== Task to carry out ==
The records below need retyping in full; give them again exactly.

== Input rows ==
= = =

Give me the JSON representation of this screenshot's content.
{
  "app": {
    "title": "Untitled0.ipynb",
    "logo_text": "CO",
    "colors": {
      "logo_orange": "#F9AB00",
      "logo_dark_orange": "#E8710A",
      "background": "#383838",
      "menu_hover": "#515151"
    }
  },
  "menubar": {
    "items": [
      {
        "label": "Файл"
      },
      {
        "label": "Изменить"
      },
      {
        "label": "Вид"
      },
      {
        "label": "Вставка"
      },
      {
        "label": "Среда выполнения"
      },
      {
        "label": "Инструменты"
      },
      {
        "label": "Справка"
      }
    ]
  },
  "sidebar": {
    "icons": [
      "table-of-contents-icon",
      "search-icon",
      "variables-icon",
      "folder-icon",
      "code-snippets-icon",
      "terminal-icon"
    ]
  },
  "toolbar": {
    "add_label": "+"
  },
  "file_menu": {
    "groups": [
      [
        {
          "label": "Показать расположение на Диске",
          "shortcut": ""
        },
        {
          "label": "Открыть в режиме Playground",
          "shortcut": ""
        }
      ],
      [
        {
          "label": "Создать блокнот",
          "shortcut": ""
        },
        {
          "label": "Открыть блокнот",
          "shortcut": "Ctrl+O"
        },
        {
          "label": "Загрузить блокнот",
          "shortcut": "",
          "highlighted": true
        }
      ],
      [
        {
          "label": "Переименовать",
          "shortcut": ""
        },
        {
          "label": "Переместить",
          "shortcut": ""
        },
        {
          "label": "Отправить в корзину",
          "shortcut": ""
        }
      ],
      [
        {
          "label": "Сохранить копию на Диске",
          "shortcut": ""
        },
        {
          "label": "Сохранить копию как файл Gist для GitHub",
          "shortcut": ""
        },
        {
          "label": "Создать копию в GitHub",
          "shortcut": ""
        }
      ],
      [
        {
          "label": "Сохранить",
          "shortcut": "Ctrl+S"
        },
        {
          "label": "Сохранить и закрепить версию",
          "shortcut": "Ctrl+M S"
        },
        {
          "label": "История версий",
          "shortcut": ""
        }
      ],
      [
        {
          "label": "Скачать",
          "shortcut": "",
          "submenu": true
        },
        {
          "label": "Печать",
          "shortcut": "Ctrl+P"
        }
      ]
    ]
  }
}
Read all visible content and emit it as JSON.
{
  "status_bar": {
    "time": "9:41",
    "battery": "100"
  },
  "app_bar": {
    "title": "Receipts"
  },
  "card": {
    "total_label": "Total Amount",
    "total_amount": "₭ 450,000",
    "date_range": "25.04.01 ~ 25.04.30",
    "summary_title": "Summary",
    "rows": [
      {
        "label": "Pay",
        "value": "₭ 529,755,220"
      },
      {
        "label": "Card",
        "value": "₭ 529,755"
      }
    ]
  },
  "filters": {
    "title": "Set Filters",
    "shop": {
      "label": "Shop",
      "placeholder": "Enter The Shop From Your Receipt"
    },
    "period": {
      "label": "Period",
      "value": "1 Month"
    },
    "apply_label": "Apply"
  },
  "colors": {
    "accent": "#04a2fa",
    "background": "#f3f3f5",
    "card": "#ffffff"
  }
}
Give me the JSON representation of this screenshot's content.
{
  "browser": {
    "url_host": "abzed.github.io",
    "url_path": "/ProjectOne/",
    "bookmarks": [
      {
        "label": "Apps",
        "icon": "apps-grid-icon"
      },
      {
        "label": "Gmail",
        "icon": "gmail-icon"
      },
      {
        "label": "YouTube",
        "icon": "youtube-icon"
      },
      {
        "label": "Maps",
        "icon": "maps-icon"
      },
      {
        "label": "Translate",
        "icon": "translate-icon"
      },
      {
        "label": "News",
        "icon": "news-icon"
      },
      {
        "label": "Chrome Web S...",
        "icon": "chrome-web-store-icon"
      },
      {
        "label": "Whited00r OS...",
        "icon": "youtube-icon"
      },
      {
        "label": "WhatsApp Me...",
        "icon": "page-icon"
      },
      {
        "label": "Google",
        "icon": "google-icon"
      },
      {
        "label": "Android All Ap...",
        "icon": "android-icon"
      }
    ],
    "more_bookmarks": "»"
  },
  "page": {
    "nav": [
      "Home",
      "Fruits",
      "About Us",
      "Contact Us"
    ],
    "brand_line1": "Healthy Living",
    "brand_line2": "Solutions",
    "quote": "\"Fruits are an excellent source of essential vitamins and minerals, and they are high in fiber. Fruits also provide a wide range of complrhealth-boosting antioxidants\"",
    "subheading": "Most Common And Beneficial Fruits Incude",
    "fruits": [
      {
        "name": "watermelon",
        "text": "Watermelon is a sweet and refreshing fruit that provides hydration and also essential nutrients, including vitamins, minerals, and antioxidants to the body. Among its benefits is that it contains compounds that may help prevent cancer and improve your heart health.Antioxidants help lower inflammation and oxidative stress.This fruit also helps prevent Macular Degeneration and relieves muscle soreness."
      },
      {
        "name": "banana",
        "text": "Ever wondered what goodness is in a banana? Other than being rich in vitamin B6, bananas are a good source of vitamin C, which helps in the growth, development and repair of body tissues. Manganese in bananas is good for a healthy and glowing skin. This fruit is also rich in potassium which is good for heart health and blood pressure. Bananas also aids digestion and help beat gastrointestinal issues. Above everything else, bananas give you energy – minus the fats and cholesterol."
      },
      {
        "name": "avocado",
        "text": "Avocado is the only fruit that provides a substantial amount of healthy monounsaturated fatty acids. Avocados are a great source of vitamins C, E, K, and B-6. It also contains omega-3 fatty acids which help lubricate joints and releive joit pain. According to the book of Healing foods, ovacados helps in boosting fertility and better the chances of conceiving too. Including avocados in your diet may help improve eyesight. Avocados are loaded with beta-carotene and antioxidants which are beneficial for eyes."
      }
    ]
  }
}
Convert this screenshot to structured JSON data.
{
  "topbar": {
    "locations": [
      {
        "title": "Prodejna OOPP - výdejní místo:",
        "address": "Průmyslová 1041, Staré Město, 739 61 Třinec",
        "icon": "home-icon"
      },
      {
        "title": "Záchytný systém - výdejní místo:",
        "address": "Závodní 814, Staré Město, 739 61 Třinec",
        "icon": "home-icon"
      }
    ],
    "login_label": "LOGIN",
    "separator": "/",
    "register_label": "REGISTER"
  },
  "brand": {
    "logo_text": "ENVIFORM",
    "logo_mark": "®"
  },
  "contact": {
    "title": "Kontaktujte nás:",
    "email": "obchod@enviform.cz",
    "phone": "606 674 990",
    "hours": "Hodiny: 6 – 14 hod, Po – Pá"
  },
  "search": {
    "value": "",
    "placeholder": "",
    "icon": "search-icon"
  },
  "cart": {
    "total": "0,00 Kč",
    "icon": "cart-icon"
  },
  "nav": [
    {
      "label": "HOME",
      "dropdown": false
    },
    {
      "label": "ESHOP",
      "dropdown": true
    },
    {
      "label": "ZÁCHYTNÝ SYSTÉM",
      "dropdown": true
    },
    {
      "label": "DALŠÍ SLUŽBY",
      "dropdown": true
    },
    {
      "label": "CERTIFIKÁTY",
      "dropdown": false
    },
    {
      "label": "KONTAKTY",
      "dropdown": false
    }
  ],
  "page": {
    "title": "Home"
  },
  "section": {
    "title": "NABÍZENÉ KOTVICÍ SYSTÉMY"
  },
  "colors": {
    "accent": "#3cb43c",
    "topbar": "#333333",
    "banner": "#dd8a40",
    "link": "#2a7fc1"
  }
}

= = =

== Solution to this problem ==
Give me the JSON representation of this screenshot's content.
{
  "app": {
    "title": "Untitled0.ipynb",
    "logo_text": "CO",
    "colors": {
      "logo_orange": "#F9AB00",
      "logo_dark_orange": "#E8710A",
      "background": "#383838",
      "menu_hover": "#515151"
    }
  },
  "menubar": {
    "items": [
      {
        "label": "Файл"
      },
      {
        "label": "Изменить"
      },
      {
        "label": "Вид"
      },
      {
        "label": "Вставка"
      },
      {
        "label": "Среда выполнения"
      },
      {
        "label": "Инструменты"
      },
      {
        "label": "Справка"
      }
    ]
  },
  "sidebar": {
    "icons": [
      "table-of-contents-icon",
      "search-icon",
      "variables-icon",
      "folder-icon",
      "code-snippets-icon",
      "terminal-icon"
    ]
  },
  "toolbar": {
    "add_label": "+"
  },
  "file_menu": {
    "groups": [
      [
        {
          "label": "Показать расположение на Диске",
          "shortcut": ""
        },
        {
          "label": "Открыть в режиме Playground",
          "shortcut": ""
        }
      ],
      [
        {
          "label": "Создать блокнот",
          "shortcut": ""
        },
        {
          "label": "Открыть блокнот",
          "shortcut": "Ctrl+O"
        },
        {
          "label": "Загрузить блокнот",
          "shortcut": "",
          "highlighted": true
        }
      ],
      [
        {
          "label": "Переименовать",
          "shortcut": ""
        },
        {
          "label": "Переместить",
          "shortcut": ""
        },
        {
          "label": "Отправить в корзину",
          "shortcut": ""
        }
      ],
      [
        {
          "label": "Сохранить копию на Диске",
          "shortcut": ""
        },
        {
          "label": "Сохранить копию как файл Gist для GitHub",
          "shortcut": ""
        },
        {
          "label": "Создать копию в GitHub",
          "shortcut": ""
        }
      ],
      [
        {
          "label": "Сохранить",
          "shortcut": "Ctrl+S"
        },
        {
          "label": "Сохранить и закрепить версию",
          "shortcut": "Ctrl+M S"
        },
        {
          "label": "История версий",
          "shortcut": ""
        }
      ],
      [
        {
          "label": "Скачать",
          "shortcut": "",
          "submenu": true
        },
        {
          "label": "Печать",
          "shortcut": "Ctrl+P"
        }
      ]
    ]
  }
}
Read all visible content and emit it as JSON.
{
  "status_bar": {
    "time": "9:41",
    "battery": "100"
  },
  "app_bar": {
    "title": "Receipts"
  },
  "card": {
    "total_label": "Total Amount",
    "total_amount": "₭ 450,000",
    "date_range": "25.04.01 ~ 25.04.30",
    "summary_title": "Summary",
    "rows": [
      {
        "label": "Pay",
        "value": "₭ 529,755,220"
      },
      {
        "label": "Card",
        "value": "₭ 529,755"
      }
    ]
  },
  "filters": {
    "title": "Set Filters",
    "shop": {
      "label": "Shop",
      "placeholder": "Enter The Shop From Your Receipt"
    },
    "period": {
      "label": "Period",
      "value": "1 Month"
    },
    "apply_label": "Apply"
  },
  "colors": {
    "accent": "#04a2fa",
    "background": "#f3f3f5",
    "card": "#ffffff"
  }
}
Give me the JSON representation of this screenshot's content.
{
  "browser": {
    "url_host": "abzed.github.io",
    "url_path": "/ProjectOne/",
    "bookmarks": [
      {
        "label": "Apps",
        "icon": "apps-grid-icon"
      },
      {
        "label": "Gmail",
        "icon": "gmail-icon"
      },
      {
        "label": "YouTube",
        "icon": "youtube-icon"
      },
      {
        "label": "Maps",
        "icon": "maps-icon"
      },
      {
        "label": "Translate",
        "icon": "translate-icon"
      },
      {
        "label": "News",
        "icon": "news-icon"
      },
      {
        "label": "Chrome Web S...",
        "icon": "chrome-web-store-icon"
      },
      {
        "label": "Whited00r OS...",
        "icon": "youtube-icon"
      },
      {
        "label": "WhatsApp Me...",
        "icon": "page-icon"
      },
      {
        "label": "Google",
        "icon": "google-icon"
      },
      {
        "label": "Android All Ap...",
        "icon": "android-icon"
      }
    ],
    "more_bookmarks": "»"
  },
  "page": {
    "nav": [
      "Home",
      "Fruits",
      "About Us",
      "Contact Us"
    ],
    "brand_line1": "Healthy Living",
    "brand_line2": "Solutions",
    "quote": "\"Fruits are an excellent source of essential vitamins and minerals, and they are high in fiber. Fruits also provide a wide range of complrhealth-boosting antioxidants\"",
    "subheading": "Most Common And Beneficial Fruits Incude",
    "fruits": [
      {
        "name": "watermelon",
        "text": "Watermelon is a sweet and refreshing fruit that provides hydration and also essential nutrients, including vitamins, minerals, and antioxidants to the body. Among its benefits is that it contains compounds that may help prevent cancer and improve your heart health.Antioxidants help lower inflammation and oxidative stress.This fruit also helps prevent Macular Degeneration and relieves muscle soreness."
      },
      {
        "name": "banana",
        "text": "Ever wondered what goodness is in a banana? Other than being rich in vitamin B6, bananas are a good source of vitamin C, which helps in the growth, development and repair of body tissues. Manganese in bananas is good for a healthy and glowing skin. This fruit is also rich in potassium which is good for heart health and blood pressure. Bananas also aids digestion and help beat gastrointestinal issues. Above everything else, bananas give you energy – minus the fats and cholesterol."
      },
      {
        "name": "avocado",
        "text": "Avocado is the only fruit that provides a substantial amount of healthy monounsaturated fatty acids. Avocados are a great source of vitamins C, E, K, and B-6. It also contains omega-3 fatty acids which help lubricate joints and releive joit pain. According to the book of Healing foods, ovacados helps in boosting fertility and better the chances of conceiving too. Including avocados in your diet may help improve eyesight. Avocados are loaded with beta-carotene and antioxidants which are beneficial for eyes."
      }
    ]
  }
}
Convert this screenshot to structured JSON data.
{
  "topbar": {
    "locations": [
      {
        "title": "Prodejna OOPP - výdejní místo:",
        "address": "Průmyslová 1041, Staré Město, 739 61 Třinec",
        "icon": "home-icon"
      },
      {
        "title": "Záchytný systém - výdejní místo:",
        "address": "Závodní 814, Staré Město, 739 61 Třinec",
        "icon": "home-icon"
      }
    ],
    "login_label": "LOGIN",
    "separator": "/",
    "register_label": "REGISTER"
  },
  "brand": {
    "logo_text": "ENVIFORM",
    "logo_mark": "®"
  },
  "contact": {
    "title": "Kontaktujte nás:",
    "email": "obchod@enviform.cz",
    "phone": "606 674 990",
    "hours": "Hodiny: 6 – 14 hod, Po – Pá"
  },
  "search": {
    "value": "",
    "placeholder": "",
    "icon": "search-icon"
  },
  "cart": {
    "total": "0,00 Kč",
    "icon": "cart-icon"
  },
  "nav": [
    {
      "label": "HOME",
      "dropdown": false
    },
    {
      "label": "ESHOP",
      "dropdown": true
    },
    {
      "label": "ZÁCHYTNÝ SYSTÉM",
      "dropdown": true
    },
    {
      "label": "DALŠÍ SLUŽBY",
      "dropdown": true
    },
    {
      "label": "CERTIFIKÁTY",
      "dropdown": false
    },
    {
      "label": "KONTAKTY",
      "dropdown": false
    }
  ],
  "page": {
    "title": "Home"
  },
  "section": {
    "title": "NABÍZENÉ KOTVICÍ SYSTÉMY"
  },
  "colors": {
    "accent": "#3cb43c",
    "topbar": "#333333",
    "banner": "#dd8a40",
    "link": "#2a7fc1"
  }
}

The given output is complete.